====== Document extract ======
Dave Karoly, post: 402848, member: 94 wrote: You are misreading the case.
"
Finally, we apply this last stated rule to the case at bench. Here, defendant did no more than water the parkway. His uncontroverted declaration, which may be accepted for summary judgment purposes (Conn v. National Can Corp. (1981) 124 Cal. App. 3d 630, 638 [177 Cal.Rptr. 445]), states that all maintenance of the trees was performed by employees of the City. Since the City habitually maintained these trees, the rule set forth above provides that the city alone bore the duty to keep the trees in reasonably safe condition towards pedestrians.
We also hold that this conclusion is unaffected by the fact that defendant mowed, edged and watered the parkway. These acts do suggest that defendant did have a duty to maintain the surface area of the parkway. This duty may have entailed some minor care of the trees, such as removing fallen leaves or hanging branches. We cannot say, however, that this duty required defendant to make the major repairs required here, i.e., digging up roots and repairing the sidewalk. On the contrary, the circumstances of [152 Cal. App. 3d 806] this case indicate that these bulging roots, and any injuries caused by them, are attributable to the City which maintained the trees.
Why was the adjacent property owner not found liable under Streets and Highways Code 5600-5630? That law has been around since 1911? Any thoughts?
Dang software.
Barry G, post: 402846, member: 12296 wrote: That is a picture of me in my housing tract several years ago, reported in the Starr and Acorn newspaper. If you read the article, I point out that the County marks public residential sidewalks in my housing tract that have lifted 1/16 of an inch above the next sidewalk panel, with no policy and procedure as to define, what is an out of repair sidewalk. When the County representative marked these sidewalk, I asked him for the criteria. he told me they dont have one, his orders were to mark all sidewalks that were lifted, so they can demand repair from the adjacent property owner. So I spoke to the Public Works Dept and asked him for the criteria. He told me that they are now working on one, will take 4-6 months to complete, in 2016. This house tract was created in 1961. How can they mark sidewalks that they believe needs to be repaired with no legal criteria. Answer from County, we do what we want, yes, we do what we want. The ADA requires that anything above 1/2" need to be repaired. So what is an out of repair sidewalk? The ADA told me 1/16 raised sidewalk is not out of repair. So the County marked all sidewalks, grind them down, charge residence. The courts have rules that anything above 1" or more can be considered out of repair, not 1/16 of an inch. This Counties position is that they decide what is out of repair, not a Judge or a Court.
Well - it is their liability right?
Barry G, post: 402862, member: 12296 wrote: "
====== Dataset records ======
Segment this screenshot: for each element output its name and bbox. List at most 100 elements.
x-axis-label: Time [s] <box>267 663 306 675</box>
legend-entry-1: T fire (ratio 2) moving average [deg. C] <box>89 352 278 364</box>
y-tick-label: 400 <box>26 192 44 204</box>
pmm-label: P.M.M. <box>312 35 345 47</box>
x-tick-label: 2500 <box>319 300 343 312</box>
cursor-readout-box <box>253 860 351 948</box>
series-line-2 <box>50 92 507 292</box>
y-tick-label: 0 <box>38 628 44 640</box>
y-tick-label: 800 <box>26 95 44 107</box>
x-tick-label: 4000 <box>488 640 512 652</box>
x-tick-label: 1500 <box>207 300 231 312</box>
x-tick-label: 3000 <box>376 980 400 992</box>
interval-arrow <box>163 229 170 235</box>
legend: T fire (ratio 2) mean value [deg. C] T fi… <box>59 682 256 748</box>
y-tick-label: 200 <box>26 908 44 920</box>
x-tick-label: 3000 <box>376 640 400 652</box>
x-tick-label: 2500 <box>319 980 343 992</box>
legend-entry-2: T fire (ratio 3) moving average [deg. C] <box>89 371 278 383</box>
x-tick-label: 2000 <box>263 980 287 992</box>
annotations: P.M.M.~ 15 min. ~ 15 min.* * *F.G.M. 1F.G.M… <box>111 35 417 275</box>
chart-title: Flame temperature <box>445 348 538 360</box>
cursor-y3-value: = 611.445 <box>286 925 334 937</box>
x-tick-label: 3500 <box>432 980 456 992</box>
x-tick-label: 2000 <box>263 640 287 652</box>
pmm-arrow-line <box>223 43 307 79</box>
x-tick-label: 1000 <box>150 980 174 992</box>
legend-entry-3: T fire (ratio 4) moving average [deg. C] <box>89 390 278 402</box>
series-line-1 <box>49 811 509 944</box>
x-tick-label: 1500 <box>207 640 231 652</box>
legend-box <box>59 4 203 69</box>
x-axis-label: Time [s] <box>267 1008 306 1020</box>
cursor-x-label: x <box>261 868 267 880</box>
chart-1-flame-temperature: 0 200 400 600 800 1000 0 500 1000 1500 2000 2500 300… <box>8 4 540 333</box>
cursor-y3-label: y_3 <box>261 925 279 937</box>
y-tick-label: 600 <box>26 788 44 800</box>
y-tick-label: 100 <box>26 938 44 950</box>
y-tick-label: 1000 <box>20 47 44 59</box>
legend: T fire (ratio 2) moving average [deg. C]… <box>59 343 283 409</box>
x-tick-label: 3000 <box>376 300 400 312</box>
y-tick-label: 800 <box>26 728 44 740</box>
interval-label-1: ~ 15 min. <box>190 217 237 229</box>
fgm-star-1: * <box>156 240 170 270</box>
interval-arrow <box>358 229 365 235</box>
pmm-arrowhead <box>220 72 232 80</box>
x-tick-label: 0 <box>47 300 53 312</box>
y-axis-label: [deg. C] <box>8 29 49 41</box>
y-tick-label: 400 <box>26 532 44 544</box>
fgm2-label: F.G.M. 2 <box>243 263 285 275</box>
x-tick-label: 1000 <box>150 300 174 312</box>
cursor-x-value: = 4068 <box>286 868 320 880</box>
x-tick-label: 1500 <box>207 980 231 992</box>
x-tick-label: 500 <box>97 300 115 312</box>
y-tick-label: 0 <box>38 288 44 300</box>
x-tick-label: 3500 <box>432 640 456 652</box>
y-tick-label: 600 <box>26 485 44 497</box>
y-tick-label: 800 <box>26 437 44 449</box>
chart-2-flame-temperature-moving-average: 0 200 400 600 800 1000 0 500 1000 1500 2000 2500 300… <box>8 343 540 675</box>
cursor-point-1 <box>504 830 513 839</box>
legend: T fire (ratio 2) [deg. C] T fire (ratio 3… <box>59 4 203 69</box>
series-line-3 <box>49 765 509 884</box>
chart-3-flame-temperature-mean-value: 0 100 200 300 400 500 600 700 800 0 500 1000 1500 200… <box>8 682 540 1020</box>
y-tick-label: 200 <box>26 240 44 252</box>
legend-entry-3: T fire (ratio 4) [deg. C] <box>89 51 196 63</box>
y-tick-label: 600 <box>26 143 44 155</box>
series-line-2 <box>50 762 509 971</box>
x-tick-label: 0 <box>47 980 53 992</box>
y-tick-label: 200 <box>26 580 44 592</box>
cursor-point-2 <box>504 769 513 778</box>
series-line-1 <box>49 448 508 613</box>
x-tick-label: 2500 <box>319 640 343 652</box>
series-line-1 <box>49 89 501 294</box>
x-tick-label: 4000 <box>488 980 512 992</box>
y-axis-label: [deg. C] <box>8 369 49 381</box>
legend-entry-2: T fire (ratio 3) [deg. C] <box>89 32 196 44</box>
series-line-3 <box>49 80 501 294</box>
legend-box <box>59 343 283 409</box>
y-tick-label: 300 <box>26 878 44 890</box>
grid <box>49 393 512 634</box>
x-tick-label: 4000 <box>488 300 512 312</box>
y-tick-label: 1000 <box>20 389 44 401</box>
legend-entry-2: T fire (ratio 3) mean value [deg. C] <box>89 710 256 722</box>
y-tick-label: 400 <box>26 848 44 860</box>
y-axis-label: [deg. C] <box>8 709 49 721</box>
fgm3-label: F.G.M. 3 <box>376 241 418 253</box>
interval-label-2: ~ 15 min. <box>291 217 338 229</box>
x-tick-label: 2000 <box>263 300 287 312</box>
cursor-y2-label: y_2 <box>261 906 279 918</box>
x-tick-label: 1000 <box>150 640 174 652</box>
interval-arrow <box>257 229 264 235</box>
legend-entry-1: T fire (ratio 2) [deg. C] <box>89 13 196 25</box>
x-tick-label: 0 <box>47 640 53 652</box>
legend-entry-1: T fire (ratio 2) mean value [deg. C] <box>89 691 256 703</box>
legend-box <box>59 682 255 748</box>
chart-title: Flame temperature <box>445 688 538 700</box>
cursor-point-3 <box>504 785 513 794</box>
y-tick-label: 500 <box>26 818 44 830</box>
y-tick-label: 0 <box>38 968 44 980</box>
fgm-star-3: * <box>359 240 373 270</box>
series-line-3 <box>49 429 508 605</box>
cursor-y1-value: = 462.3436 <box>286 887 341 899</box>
======
Request 1: Translate this sentence from the sidewalk liability discussion into Spanish: "This house tract was created in 1961."
Request 2: Transcribe the listing verbatim. Begin at its first line and stop after the line that contains "interval-arrow <box>163 229 170 235</box>".

Full output 1: Esta urbanización se creó en 1961.

Full output 2:
Segment this screenshot: for each element output its name and bbox. List at most 100 elements.
x-axis-label: Time [s] <box>267 663 306 675</box>
legend-entry-1: T fire (ratio 2) moving average [deg. C] <box>89 352 278 364</box>
y-tick-label: 400 <box>26 192 44 204</box>
pmm-label: P.M.M. <box>312 35 345 47</box>
x-tick-label: 2500 <box>319 300 343 312</box>
cursor-readout-box <box>253 860 351 948</box>
series-line-2 <box>50 92 507 292</box>
y-tick-label: 0 <box>38 628 44 640</box>
y-tick-label: 800 <box>26 95 44 107</box>
x-tick-label: 4000 <box>488 640 512 652</box>
x-tick-label: 1500 <box>207 300 231 312</box>
x-tick-label: 3000 <box>376 980 400 992</box>
interval-arrow <box>163 229 170 235</box>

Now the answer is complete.